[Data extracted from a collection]
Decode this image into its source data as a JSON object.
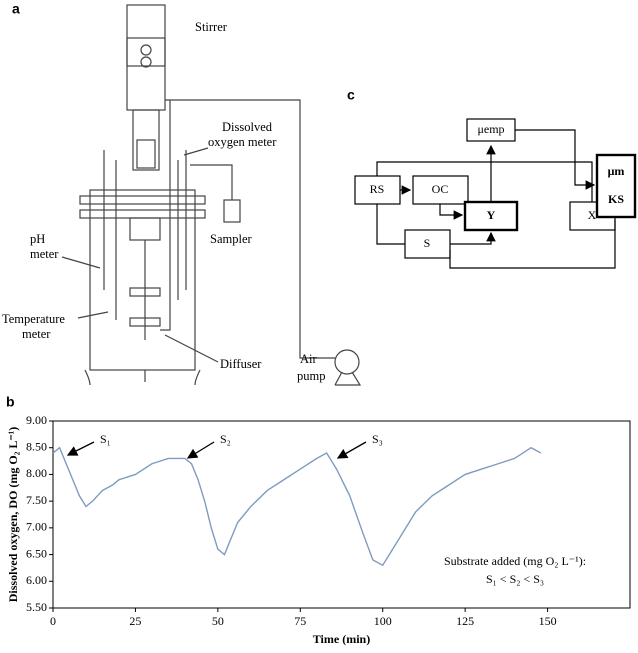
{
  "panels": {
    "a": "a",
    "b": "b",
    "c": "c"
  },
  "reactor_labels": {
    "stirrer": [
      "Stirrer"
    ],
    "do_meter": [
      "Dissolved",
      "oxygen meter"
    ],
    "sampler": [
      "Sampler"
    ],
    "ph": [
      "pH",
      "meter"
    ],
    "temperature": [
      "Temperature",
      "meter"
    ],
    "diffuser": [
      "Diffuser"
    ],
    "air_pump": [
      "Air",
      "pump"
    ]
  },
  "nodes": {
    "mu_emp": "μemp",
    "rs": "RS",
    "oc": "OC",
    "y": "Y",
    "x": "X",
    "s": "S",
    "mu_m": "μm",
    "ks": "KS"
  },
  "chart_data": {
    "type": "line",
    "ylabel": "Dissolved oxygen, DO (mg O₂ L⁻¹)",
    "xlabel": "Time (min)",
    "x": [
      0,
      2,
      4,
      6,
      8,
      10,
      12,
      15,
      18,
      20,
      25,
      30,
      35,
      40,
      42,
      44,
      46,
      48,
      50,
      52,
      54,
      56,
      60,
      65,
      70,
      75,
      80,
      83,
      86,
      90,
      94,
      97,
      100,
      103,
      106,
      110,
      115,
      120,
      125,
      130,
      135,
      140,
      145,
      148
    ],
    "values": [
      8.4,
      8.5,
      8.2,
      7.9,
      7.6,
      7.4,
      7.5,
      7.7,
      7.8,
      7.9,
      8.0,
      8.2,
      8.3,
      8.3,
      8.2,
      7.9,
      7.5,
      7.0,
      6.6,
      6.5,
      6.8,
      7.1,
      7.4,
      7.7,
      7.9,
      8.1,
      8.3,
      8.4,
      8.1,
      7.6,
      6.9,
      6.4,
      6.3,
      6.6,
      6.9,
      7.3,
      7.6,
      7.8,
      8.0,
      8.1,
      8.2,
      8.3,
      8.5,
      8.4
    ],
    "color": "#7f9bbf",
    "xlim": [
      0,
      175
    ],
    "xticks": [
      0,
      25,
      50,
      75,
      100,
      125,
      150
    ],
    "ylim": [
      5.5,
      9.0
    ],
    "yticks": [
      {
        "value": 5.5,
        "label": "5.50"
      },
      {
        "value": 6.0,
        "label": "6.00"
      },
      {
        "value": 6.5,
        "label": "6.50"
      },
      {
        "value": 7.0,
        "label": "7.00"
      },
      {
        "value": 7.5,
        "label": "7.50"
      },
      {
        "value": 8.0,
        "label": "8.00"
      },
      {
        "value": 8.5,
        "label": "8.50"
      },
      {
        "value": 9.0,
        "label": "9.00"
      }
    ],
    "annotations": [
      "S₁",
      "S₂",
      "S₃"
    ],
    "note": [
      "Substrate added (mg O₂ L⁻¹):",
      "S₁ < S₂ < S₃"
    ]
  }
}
--
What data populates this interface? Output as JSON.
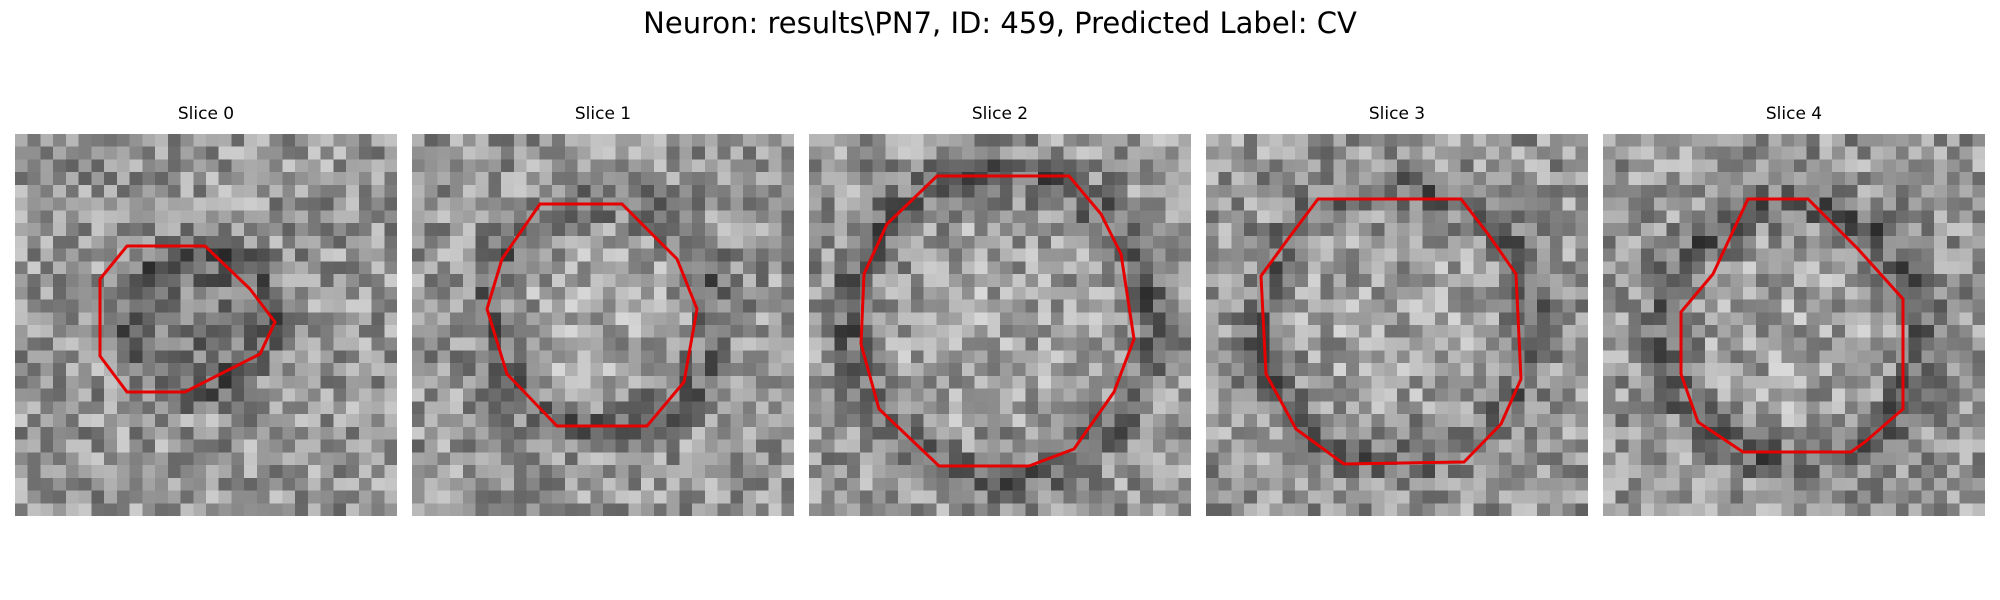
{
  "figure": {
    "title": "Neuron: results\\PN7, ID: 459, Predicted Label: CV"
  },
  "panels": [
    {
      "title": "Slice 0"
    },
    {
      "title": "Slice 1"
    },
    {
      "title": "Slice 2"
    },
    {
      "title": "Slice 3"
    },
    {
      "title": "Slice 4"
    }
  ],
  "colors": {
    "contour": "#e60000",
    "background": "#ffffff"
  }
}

- [Brief]: Go through the material and copy out every line with "Dissolved" in it.

- [Right answer]:
      "Dissolved",
    "ylabel": "Dissolved oxygen, DO (mg O₂ L⁻¹)",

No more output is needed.